(Records from a dataset)
--- BEGIN ---

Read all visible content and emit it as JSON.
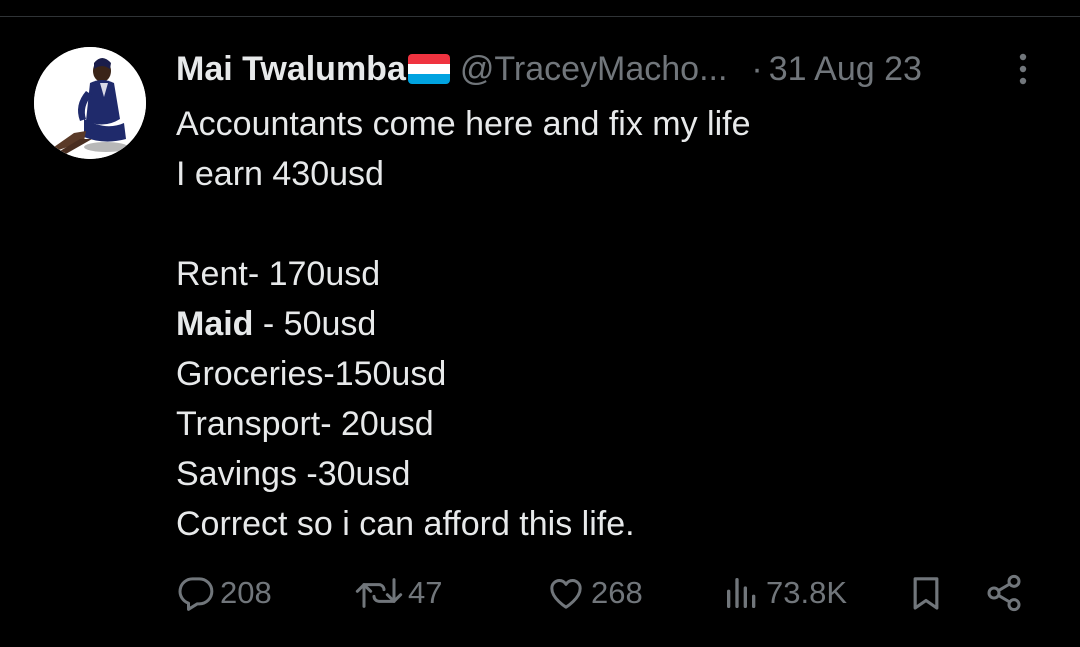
{
  "tweet": {
    "author": {
      "display_name": "Mai Twalumba",
      "handle": "@TraceyMacho...",
      "flag_icon": "luxembourg-flag-icon"
    },
    "separator": "·",
    "timestamp": "31 Aug 23",
    "body": {
      "line1": "Accountants come here and fix my life",
      "line2": "I earn 430usd",
      "line3": "",
      "line4": "Rent- 170usd",
      "line5_bold": "Maid",
      "line5_rest": " - 50usd",
      "line6": "Groceries-150usd",
      "line7": "Transport- 20usd",
      "line8": "Savings -30usd",
      "line9": "Correct so i can afford this life."
    },
    "actions": {
      "replies": "208",
      "reposts": "47",
      "likes": "268",
      "views": "73.8K"
    }
  },
  "colors": {
    "background": "#000000",
    "primary_text": "#e7e9ea",
    "secondary_text": "#71767b",
    "divider": "#2f3336"
  },
  "icons": {
    "more": "more-vertical-icon",
    "reply": "reply-icon",
    "repost": "repost-icon",
    "like": "heart-icon",
    "views": "views-chart-icon",
    "bookmark": "bookmark-icon",
    "share": "share-icon"
  }
}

--- END ---

Each record should be quoted exactly, with the images omitted.

• [Exercise output]:
Read all visible content and emit it as JSON.
{
  "tweet": {
    "author": {
      "display_name": "Mai Twalumba",
      "handle": "@TraceyMacho...",
      "flag_icon": "luxembourg-flag-icon"
    },
    "separator": "·",
    "timestamp": "31 Aug 23",
    "body": {
      "line1": "Accountants come here and fix my life",
      "line2": "I earn 430usd",
      "line3": "",
      "line4": "Rent- 170usd",
      "line5_bold": "Maid",
      "line5_rest": " - 50usd",
      "line6": "Groceries-150usd",
      "line7": "Transport- 20usd",
      "line8": "Savings -30usd",
      "line9": "Correct so i can afford this life."
    },
    "actions": {
      "replies": "208",
      "reposts": "47",
      "likes": "268",
      "views": "73.8K"
    }
  },
  "colors": {
    "background": "#000000",
    "primary_text": "#e7e9ea",
    "secondary_text": "#71767b",
    "divider": "#2f3336"
  },
  "icons": {
    "more": "more-vertical-icon",
    "reply": "reply-icon",
    "repost": "repost-icon",
    "like": "heart-icon",
    "views": "views-chart-icon",
    "bookmark": "bookmark-icon",
    "share": "share-icon"
  }
}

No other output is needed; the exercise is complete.